(DATA PROVIDED)
** begin **

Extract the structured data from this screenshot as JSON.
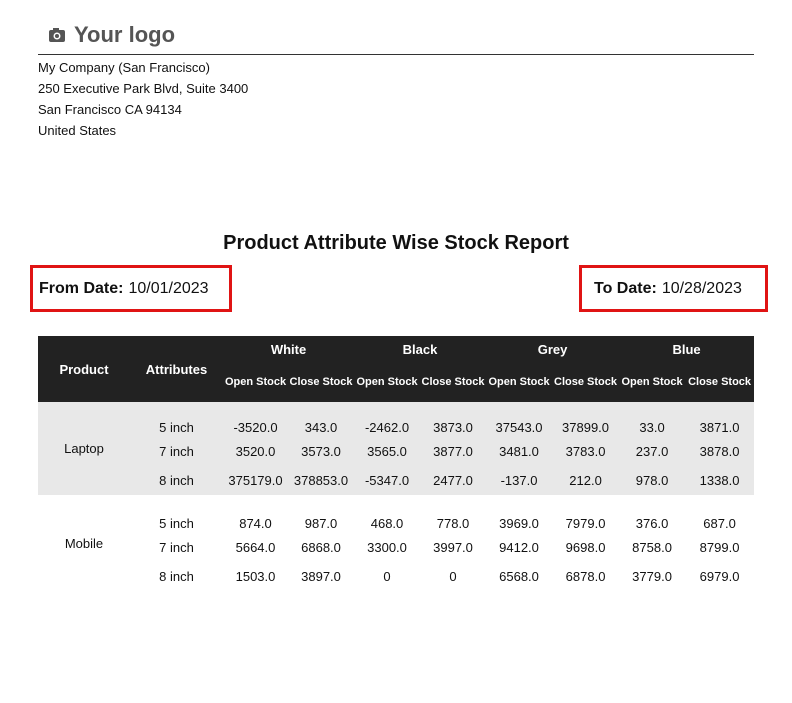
{
  "logo": {
    "text": "Your logo",
    "icon": "camera-icon"
  },
  "company": {
    "name": "My Company (San Francisco)",
    "street": "250 Executive Park Blvd, Suite 3400",
    "city": "San Francisco CA 94134",
    "country": "United States"
  },
  "report": {
    "title": "Product Attribute Wise Stock Report",
    "from_label": "From Date:",
    "from_value": "10/01/2023",
    "to_label": "To Date:",
    "to_value": "10/28/2023"
  },
  "colors": {
    "header_bg": "#222222",
    "highlight_border": "#e01414",
    "band": "#e8e8e8"
  },
  "table": {
    "product_header": "Product",
    "attributes_header": "Attributes",
    "groups": [
      "White",
      "Black",
      "Grey",
      "Blue"
    ],
    "open_label": "Open Stock",
    "close_label": "Close Stock",
    "rows": [
      {
        "product": "Laptop",
        "items": [
          {
            "attr": "5 inch",
            "values": [
              "-3520.0",
              "343.0",
              "-2462.0",
              "3873.0",
              "37543.0",
              "37899.0",
              "33.0",
              "3871.0"
            ]
          },
          {
            "attr": "7 inch",
            "values": [
              "3520.0",
              "3573.0",
              "3565.0",
              "3877.0",
              "3481.0",
              "3783.0",
              "237.0",
              "3878.0"
            ]
          },
          {
            "attr": "8 inch",
            "values": [
              "375179.0",
              "378853.0",
              "-5347.0",
              "2477.0",
              "-137.0",
              "212.0",
              "978.0",
              "1338.0"
            ]
          }
        ]
      },
      {
        "product": "Mobile",
        "items": [
          {
            "attr": "5 inch",
            "values": [
              "874.0",
              "987.0",
              "468.0",
              "778.0",
              "3969.0",
              "7979.0",
              "376.0",
              "687.0"
            ]
          },
          {
            "attr": "7 inch",
            "values": [
              "5664.0",
              "6868.0",
              "3300.0",
              "3997.0",
              "9412.0",
              "9698.0",
              "8758.0",
              "8799.0"
            ]
          },
          {
            "attr": "8 inch",
            "values": [
              "1503.0",
              "3897.0",
              "0",
              "0",
              "6568.0",
              "6878.0",
              "3779.0",
              "6979.0"
            ]
          }
        ]
      }
    ]
  }
}
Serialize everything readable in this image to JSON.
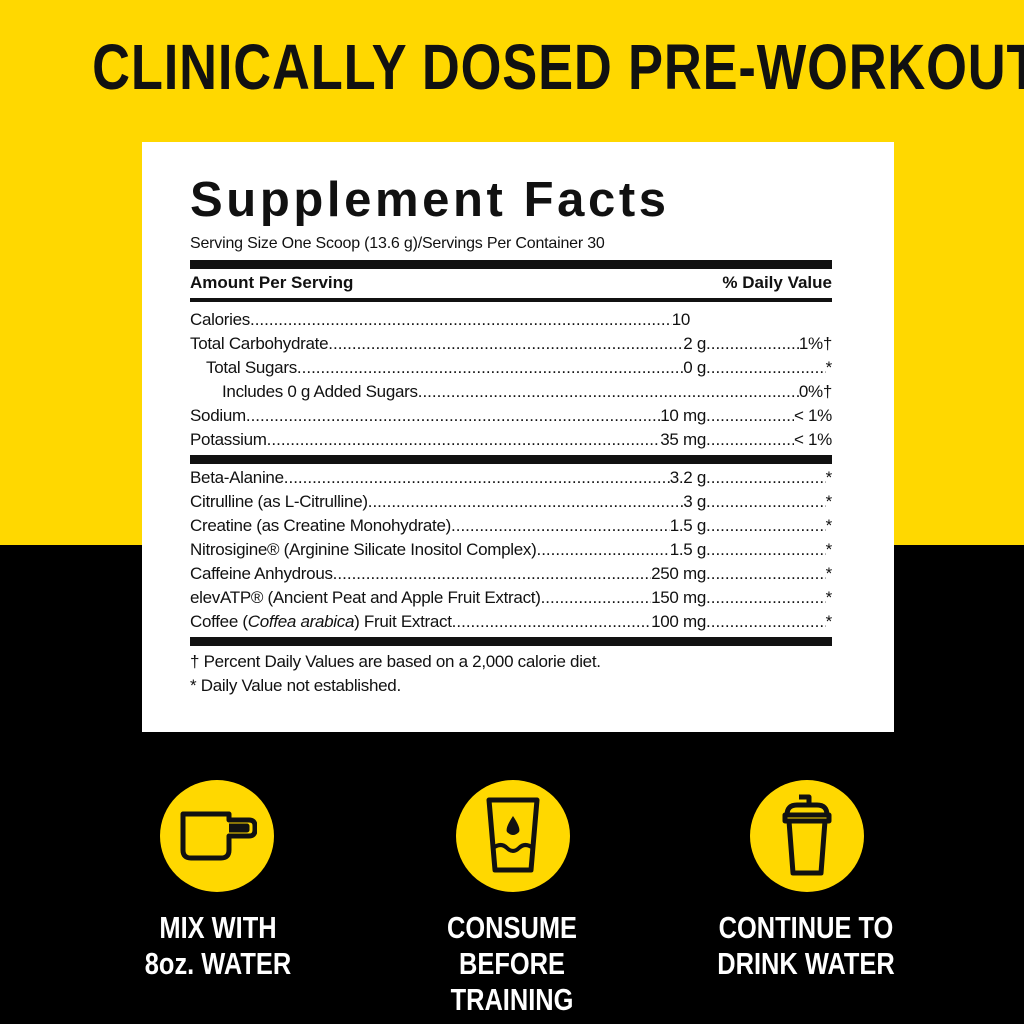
{
  "headline": "CLINICALLY DOSED PRE-WORKOUT",
  "colors": {
    "accent_yellow": "#FFD800",
    "black": "#000000"
  },
  "facts": {
    "title": "Supplement Facts",
    "serving": "Serving Size One Scoop (13.6 g)/Servings Per Container 30",
    "header_left": "Amount Per Serving",
    "header_right": "% Daily Value",
    "nutrients": [
      {
        "label": "Calories",
        "amount": "10",
        "dv": ""
      },
      {
        "label": "Total Carbohydrate",
        "amount": "2 g",
        "dv": "1%†"
      },
      {
        "label": "Total Sugars",
        "amount": "0 g",
        "dv": "*"
      },
      {
        "label": "Includes 0 g Added Sugars",
        "amount": "",
        "dv": "0%†"
      },
      {
        "label": "Sodium",
        "amount": "10 mg",
        "dv": "< 1%"
      },
      {
        "label": "Potassium",
        "amount": "35 mg",
        "dv": "< 1%"
      }
    ],
    "ingredients": [
      {
        "label": "Beta-Alanine",
        "amount": "3.2 g",
        "dv": "*"
      },
      {
        "label": "Citrulline (as L-Citrulline)",
        "amount": "3 g",
        "dv": "*"
      },
      {
        "label": "Creatine (as Creatine Monohydrate)",
        "amount": "1.5 g",
        "dv": "*"
      },
      {
        "label": "Nitrosigine® (Arginine Silicate Inositol Complex)",
        "amount": "1.5 g",
        "dv": "*"
      },
      {
        "label": "Caffeine Anhydrous",
        "amount": "250 mg",
        "dv": "*"
      },
      {
        "label": "elevATP® (Ancient Peat and Apple Fruit Extract)",
        "amount": "150 mg",
        "dv": "*"
      },
      {
        "label_pre": "Coffee (",
        "label_italic": "Coffea arabica",
        "label_post": ") Fruit Extract",
        "amount": "100 mg",
        "dv": "*"
      }
    ],
    "footnote1": "† Percent Daily Values are based on a 2,000 calorie diet.",
    "footnote2": "* Daily Value not established."
  },
  "steps": [
    {
      "icon": "scoop-icon",
      "line1": "MIX WITH",
      "line2": "8oz. WATER"
    },
    {
      "icon": "water-glass-icon",
      "line1": "CONSUME BEFORE",
      "line2": "TRAINING"
    },
    {
      "icon": "shaker-bottle-icon",
      "line1": "CONTINUE TO",
      "line2": "DRINK WATER"
    }
  ]
}
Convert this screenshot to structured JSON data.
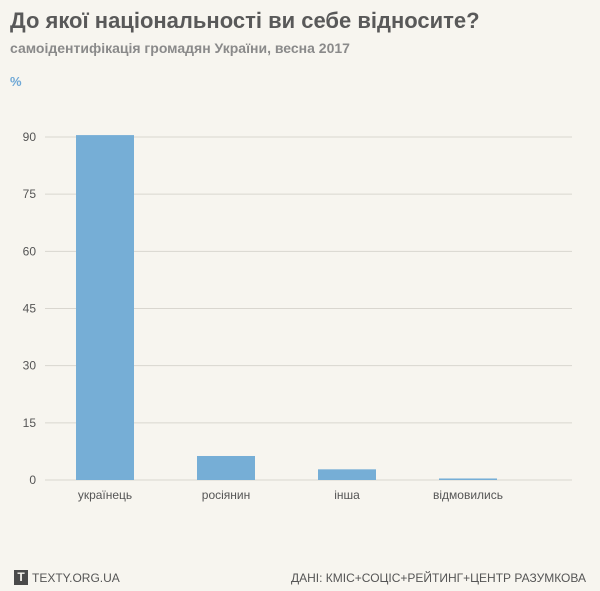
{
  "header": {
    "title": "До якої національності ви себе відносите?",
    "subtitle": "самоідентифікація громадян України, весна 2017",
    "unit": "%"
  },
  "footer": {
    "logo_letter": "Т",
    "site": "TEXTY.ORG.UA",
    "source": "ДАНІ: КМІС+СОЦІС+РЕЙТИНГ+ЦЕНТР РАЗУМКОВА"
  },
  "colors": {
    "bar": "#76aed6",
    "grid": "#d9d6cf",
    "text": "#555555"
  },
  "chart_data": {
    "type": "bar",
    "categories": [
      "українець",
      "росіянин",
      "інша",
      "відмовились"
    ],
    "values": [
      90.5,
      6.3,
      2.8,
      0.4
    ],
    "title": "До якої національності ви себе відносите?",
    "subtitle": "самоідентифікація громадян України, весна 2017",
    "xlabel": "",
    "ylabel": "%",
    "ylim": [
      0,
      90
    ],
    "yticks": [
      0,
      15,
      30,
      45,
      60,
      75,
      90
    ],
    "grid": true,
    "legend": "none"
  }
}
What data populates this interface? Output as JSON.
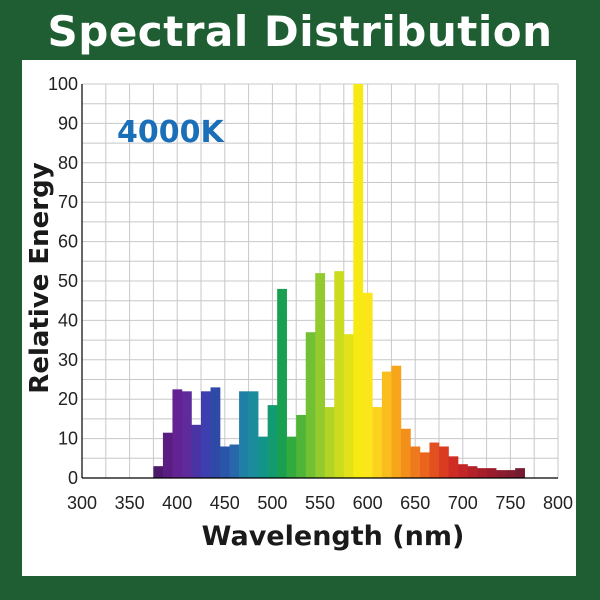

** end **

(SET PROBLEM) Write the records out again in full, exactly, and skip every picture.

(ANSWER BELOW)
Extract the structured data from this screenshot as JSON.
{
  "logo": {
    "text": "Your logo",
    "icon": "camera-icon"
  },
  "company": {
    "name": "My Company (San Francisco)",
    "street": "250 Executive Park Blvd, Suite 3400",
    "city": "San Francisco CA 94134",
    "country": "United States"
  },
  "report": {
    "title": "Product Attribute Wise Stock Report",
    "from_label": "From Date:",
    "from_value": "10/01/2023",
    "to_label": "To Date:",
    "to_value": "10/28/2023"
  },
  "colors": {
    "header_bg": "#222222",
    "highlight_border": "#e01414",
    "band": "#e8e8e8"
  },
  "table": {
    "product_header": "Product",
    "attributes_header": "Attributes",
    "groups": [
      "White",
      "Black",
      "Grey",
      "Blue"
    ],
    "open_label": "Open Stock",
    "close_label": "Close Stock",
    "rows": [
      {
        "product": "Laptop",
        "items": [
          {
            "attr": "5 inch",
            "values": [
              "-3520.0",
              "343.0",
              "-2462.0",
              "3873.0",
              "37543.0",
              "37899.0",
              "33.0",
              "3871.0"
            ]
          },
          {
            "attr": "7 inch",
            "values": [
              "3520.0",
              "3573.0",
              "3565.0",
              "3877.0",
              "3481.0",
              "3783.0",
              "237.0",
              "3878.0"
            ]
          },
          {
            "attr": "8 inch",
            "values": [
              "375179.0",
              "378853.0",
              "-5347.0",
              "2477.0",
              "-137.0",
              "212.0",
              "978.0",
              "1338.0"
            ]
          }
        ]
      },
      {
        "product": "Mobile",
        "items": [
          {
            "attr": "5 inch",
            "values": [
              "874.0",
              "987.0",
              "468.0",
              "778.0",
              "3969.0",
              "7979.0",
              "376.0",
              "687.0"
            ]
          },
          {
            "attr": "7 inch",
            "values": [
              "5664.0",
              "6868.0",
              "3300.0",
              "3997.0",
              "9412.0",
              "9698.0",
              "8758.0",
              "8799.0"
            ]
          },
          {
            "attr": "8 inch",
            "values": [
              "1503.0",
              "3897.0",
              "0",
              "0",
              "6568.0",
              "6878.0",
              "3779.0",
              "6979.0"
            ]
          }
        ]
      }
    ]
  }
}
Serialize everything readable in this image to JSON.
{
  "headline": "CLINICALLY DOSED PRE-WORKOUT",
  "colors": {
    "accent_yellow": "#FFD800",
    "black": "#000000"
  },
  "facts": {
    "title": "Supplement Facts",
    "serving": "Serving Size One Scoop (13.6 g)/Servings Per Container 30",
    "header_left": "Amount Per Serving",
    "header_right": "% Daily Value",
    "nutrients": [
      {
        "label": "Calories",
        "amount": "10",
        "dv": ""
      },
      {
        "label": "Total Carbohydrate",
        "amount": "2 g",
        "dv": "1%†"
      },
      {
        "label": "Total Sugars",
        "amount": "0 g",
        "dv": "*"
      },
      {
        "label": "Includes 0 g Added Sugars",
        "amount": "",
        "dv": "0%†"
      },
      {
        "label": "Sodium",
        "amount": "10 mg",
        "dv": "< 1%"
      },
      {
        "label": "Potassium",
        "amount": "35 mg",
        "dv": "< 1%"
      }
    ],
    "ingredients": [
      {
        "label": "Beta-Alanine",
        "amount": "3.2 g",
        "dv": "*"
      },
      {
        "label": "Citrulline (as L-Citrulline)",
        "amount": "3 g",
        "dv": "*"
      },
      {
        "label": "Creatine (as Creatine Monohydrate)",
        "amount": "1.5 g",
        "dv": "*"
      },
      {
        "label": "Nitrosigine® (Arginine Silicate Inositol Complex)",
        "amount": "1.5 g",
        "dv": "*"
      },
      {
        "label": "Caffeine Anhydrous",
        "amount": "250 mg",
        "dv": "*"
      },
      {
        "label": "elevATP® (Ancient Peat and Apple Fruit Extract)",
        "amount": "150 mg",
        "dv": "*"
      },
      {
        "label_pre": "Coffee (",
        "label_italic": "Coffea arabica",
        "label_post": ") Fruit Extract",
        "amount": "100 mg",
        "dv": "*"
      }
    ],
    "footnote1": "† Percent Daily Values are based on a 2,000 calorie diet.",
    "footnote2": "* Daily Value not established."
  },
  "steps": [
    {
      "icon": "scoop-icon",
      "line1": "MIX WITH",
      "line2": "8oz. WATER"
    },
    {
      "icon": "water-glass-icon",
      "line1": "CONSUME BEFORE",
      "line2": "TRAINING"
    },
    {
      "icon": "shaker-bottle-icon",
      "line1": "CONTINUE TO",
      "line2": "DRINK WATER"
    }
  ]
}
Convert this screenshot to structured JSON data.
{
  "header": {
    "title": "До якої національності ви себе відносите?",
    "subtitle": "самоідентифікація громадян України, весна 2017",
    "unit": "%"
  },
  "footer": {
    "logo_letter": "Т",
    "site": "TEXTY.ORG.UA",
    "source": "ДАНІ: КМІС+СОЦІС+РЕЙТИНГ+ЦЕНТР РАЗУМКОВА"
  },
  "colors": {
    "bar": "#76aed6",
    "grid": "#d9d6cf",
    "text": "#555555"
  },
  "chart_data": {
    "type": "bar",
    "categories": [
      "українець",
      "росіянин",
      "інша",
      "відмовились"
    ],
    "values": [
      90.5,
      6.3,
      2.8,
      0.4
    ],
    "title": "До якої національності ви себе відносите?",
    "subtitle": "самоідентифікація громадян України, весна 2017",
    "xlabel": "",
    "ylabel": "%",
    "ylim": [
      0,
      90
    ],
    "yticks": [
      0,
      15,
      30,
      45,
      60,
      75,
      90
    ],
    "grid": true,
    "legend": "none"
  }
}
What data populates this interface? Output as JSON.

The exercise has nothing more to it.